• Aim
Repeat every entry word for word, but leave the images out of your copy.

** START Stored data **

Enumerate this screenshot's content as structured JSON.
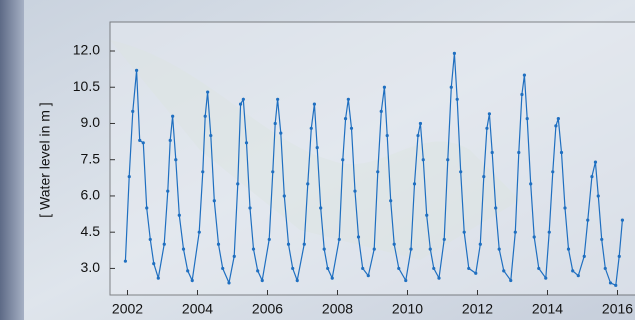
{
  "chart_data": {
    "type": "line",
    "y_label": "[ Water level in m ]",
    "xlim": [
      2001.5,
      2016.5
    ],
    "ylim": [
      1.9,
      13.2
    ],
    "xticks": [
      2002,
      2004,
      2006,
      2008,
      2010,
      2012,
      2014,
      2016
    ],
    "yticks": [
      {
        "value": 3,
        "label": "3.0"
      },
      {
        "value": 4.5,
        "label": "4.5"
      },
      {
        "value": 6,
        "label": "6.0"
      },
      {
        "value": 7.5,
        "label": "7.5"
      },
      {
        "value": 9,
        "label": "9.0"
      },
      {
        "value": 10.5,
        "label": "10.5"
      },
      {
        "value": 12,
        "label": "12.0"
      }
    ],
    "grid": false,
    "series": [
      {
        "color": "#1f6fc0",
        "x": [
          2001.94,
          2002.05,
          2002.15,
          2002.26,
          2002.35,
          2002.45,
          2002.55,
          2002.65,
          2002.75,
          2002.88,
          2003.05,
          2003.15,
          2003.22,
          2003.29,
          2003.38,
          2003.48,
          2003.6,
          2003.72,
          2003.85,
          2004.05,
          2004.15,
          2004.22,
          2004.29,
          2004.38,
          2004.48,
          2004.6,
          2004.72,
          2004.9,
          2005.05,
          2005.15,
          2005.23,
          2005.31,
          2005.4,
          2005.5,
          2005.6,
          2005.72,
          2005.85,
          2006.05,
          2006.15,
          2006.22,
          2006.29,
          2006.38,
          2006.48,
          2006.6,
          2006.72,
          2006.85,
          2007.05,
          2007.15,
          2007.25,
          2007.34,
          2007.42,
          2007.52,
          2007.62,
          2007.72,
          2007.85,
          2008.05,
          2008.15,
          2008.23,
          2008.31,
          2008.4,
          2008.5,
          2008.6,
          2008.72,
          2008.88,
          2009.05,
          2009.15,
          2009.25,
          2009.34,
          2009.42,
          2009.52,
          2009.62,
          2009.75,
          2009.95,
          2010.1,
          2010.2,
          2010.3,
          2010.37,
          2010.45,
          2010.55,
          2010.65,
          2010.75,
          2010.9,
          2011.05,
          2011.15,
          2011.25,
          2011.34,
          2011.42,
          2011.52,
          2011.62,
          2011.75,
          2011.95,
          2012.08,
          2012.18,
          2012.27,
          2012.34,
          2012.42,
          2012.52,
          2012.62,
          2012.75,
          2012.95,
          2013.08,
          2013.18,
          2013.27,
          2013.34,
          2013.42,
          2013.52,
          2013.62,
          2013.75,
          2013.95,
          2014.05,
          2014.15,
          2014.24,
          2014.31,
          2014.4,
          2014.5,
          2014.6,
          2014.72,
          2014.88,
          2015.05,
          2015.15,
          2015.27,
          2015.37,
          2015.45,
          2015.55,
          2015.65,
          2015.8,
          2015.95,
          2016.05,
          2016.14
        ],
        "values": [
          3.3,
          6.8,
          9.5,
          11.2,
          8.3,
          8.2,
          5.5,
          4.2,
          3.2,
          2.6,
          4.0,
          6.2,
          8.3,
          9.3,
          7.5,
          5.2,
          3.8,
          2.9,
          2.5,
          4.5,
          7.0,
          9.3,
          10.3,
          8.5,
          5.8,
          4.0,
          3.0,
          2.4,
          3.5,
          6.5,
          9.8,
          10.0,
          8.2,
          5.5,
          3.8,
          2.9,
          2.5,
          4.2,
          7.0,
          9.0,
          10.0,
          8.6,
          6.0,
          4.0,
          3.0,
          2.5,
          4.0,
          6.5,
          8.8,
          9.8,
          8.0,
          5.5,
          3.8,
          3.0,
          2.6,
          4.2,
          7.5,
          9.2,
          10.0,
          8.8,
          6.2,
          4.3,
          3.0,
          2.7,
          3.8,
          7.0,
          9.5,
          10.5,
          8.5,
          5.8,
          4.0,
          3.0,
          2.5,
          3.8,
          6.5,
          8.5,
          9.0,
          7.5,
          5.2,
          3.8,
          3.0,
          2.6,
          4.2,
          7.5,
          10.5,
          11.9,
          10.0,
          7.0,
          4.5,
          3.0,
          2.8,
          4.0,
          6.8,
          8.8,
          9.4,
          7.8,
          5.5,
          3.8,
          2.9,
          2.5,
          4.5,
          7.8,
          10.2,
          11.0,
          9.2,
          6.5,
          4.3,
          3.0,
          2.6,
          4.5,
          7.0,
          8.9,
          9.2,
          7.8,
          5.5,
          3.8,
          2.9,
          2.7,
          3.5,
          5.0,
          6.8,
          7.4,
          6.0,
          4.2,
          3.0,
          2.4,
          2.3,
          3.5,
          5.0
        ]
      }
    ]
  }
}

** END Stored data **

• Response
Enumerate this screenshot's content as structured JSON.
{
  "chart_data": {
    "type": "line",
    "y_label": "[ Water level in m ]",
    "xlim": [
      2001.5,
      2016.5
    ],
    "ylim": [
      1.9,
      13.2
    ],
    "xticks": [
      2002,
      2004,
      2006,
      2008,
      2010,
      2012,
      2014,
      2016
    ],
    "yticks": [
      {
        "value": 3,
        "label": "3.0"
      },
      {
        "value": 4.5,
        "label": "4.5"
      },
      {
        "value": 6,
        "label": "6.0"
      },
      {
        "value": 7.5,
        "label": "7.5"
      },
      {
        "value": 9,
        "label": "9.0"
      },
      {
        "value": 10.5,
        "label": "10.5"
      },
      {
        "value": 12,
        "label": "12.0"
      }
    ],
    "grid": false,
    "series": [
      {
        "color": "#1f6fc0",
        "x": [
          2001.94,
          2002.05,
          2002.15,
          2002.26,
          2002.35,
          2002.45,
          2002.55,
          2002.65,
          2002.75,
          2002.88,
          2003.05,
          2003.15,
          2003.22,
          2003.29,
          2003.38,
          2003.48,
          2003.6,
          2003.72,
          2003.85,
          2004.05,
          2004.15,
          2004.22,
          2004.29,
          2004.38,
          2004.48,
          2004.6,
          2004.72,
          2004.9,
          2005.05,
          2005.15,
          2005.23,
          2005.31,
          2005.4,
          2005.5,
          2005.6,
          2005.72,
          2005.85,
          2006.05,
          2006.15,
          2006.22,
          2006.29,
          2006.38,
          2006.48,
          2006.6,
          2006.72,
          2006.85,
          2007.05,
          2007.15,
          2007.25,
          2007.34,
          2007.42,
          2007.52,
          2007.62,
          2007.72,
          2007.85,
          2008.05,
          2008.15,
          2008.23,
          2008.31,
          2008.4,
          2008.5,
          2008.6,
          2008.72,
          2008.88,
          2009.05,
          2009.15,
          2009.25,
          2009.34,
          2009.42,
          2009.52,
          2009.62,
          2009.75,
          2009.95,
          2010.1,
          2010.2,
          2010.3,
          2010.37,
          2010.45,
          2010.55,
          2010.65,
          2010.75,
          2010.9,
          2011.05,
          2011.15,
          2011.25,
          2011.34,
          2011.42,
          2011.52,
          2011.62,
          2011.75,
          2011.95,
          2012.08,
          2012.18,
          2012.27,
          2012.34,
          2012.42,
          2012.52,
          2012.62,
          2012.75,
          2012.95,
          2013.08,
          2013.18,
          2013.27,
          2013.34,
          2013.42,
          2013.52,
          2013.62,
          2013.75,
          2013.95,
          2014.05,
          2014.15,
          2014.24,
          2014.31,
          2014.4,
          2014.5,
          2014.6,
          2014.72,
          2014.88,
          2015.05,
          2015.15,
          2015.27,
          2015.37,
          2015.45,
          2015.55,
          2015.65,
          2015.8,
          2015.95,
          2016.05,
          2016.14
        ],
        "values": [
          3.3,
          6.8,
          9.5,
          11.2,
          8.3,
          8.2,
          5.5,
          4.2,
          3.2,
          2.6,
          4.0,
          6.2,
          8.3,
          9.3,
          7.5,
          5.2,
          3.8,
          2.9,
          2.5,
          4.5,
          7.0,
          9.3,
          10.3,
          8.5,
          5.8,
          4.0,
          3.0,
          2.4,
          3.5,
          6.5,
          9.8,
          10.0,
          8.2,
          5.5,
          3.8,
          2.9,
          2.5,
          4.2,
          7.0,
          9.0,
          10.0,
          8.6,
          6.0,
          4.0,
          3.0,
          2.5,
          4.0,
          6.5,
          8.8,
          9.8,
          8.0,
          5.5,
          3.8,
          3.0,
          2.6,
          4.2,
          7.5,
          9.2,
          10.0,
          8.8,
          6.2,
          4.3,
          3.0,
          2.7,
          3.8,
          7.0,
          9.5,
          10.5,
          8.5,
          5.8,
          4.0,
          3.0,
          2.5,
          3.8,
          6.5,
          8.5,
          9.0,
          7.5,
          5.2,
          3.8,
          3.0,
          2.6,
          4.2,
          7.5,
          10.5,
          11.9,
          10.0,
          7.0,
          4.5,
          3.0,
          2.8,
          4.0,
          6.8,
          8.8,
          9.4,
          7.8,
          5.5,
          3.8,
          2.9,
          2.5,
          4.5,
          7.8,
          10.2,
          11.0,
          9.2,
          6.5,
          4.3,
          3.0,
          2.6,
          4.5,
          7.0,
          8.9,
          9.2,
          7.8,
          5.5,
          3.8,
          2.9,
          2.7,
          3.5,
          5.0,
          6.8,
          7.4,
          6.0,
          4.2,
          3.0,
          2.4,
          2.3,
          3.5,
          5.0
        ]
      }
    ]
  }
}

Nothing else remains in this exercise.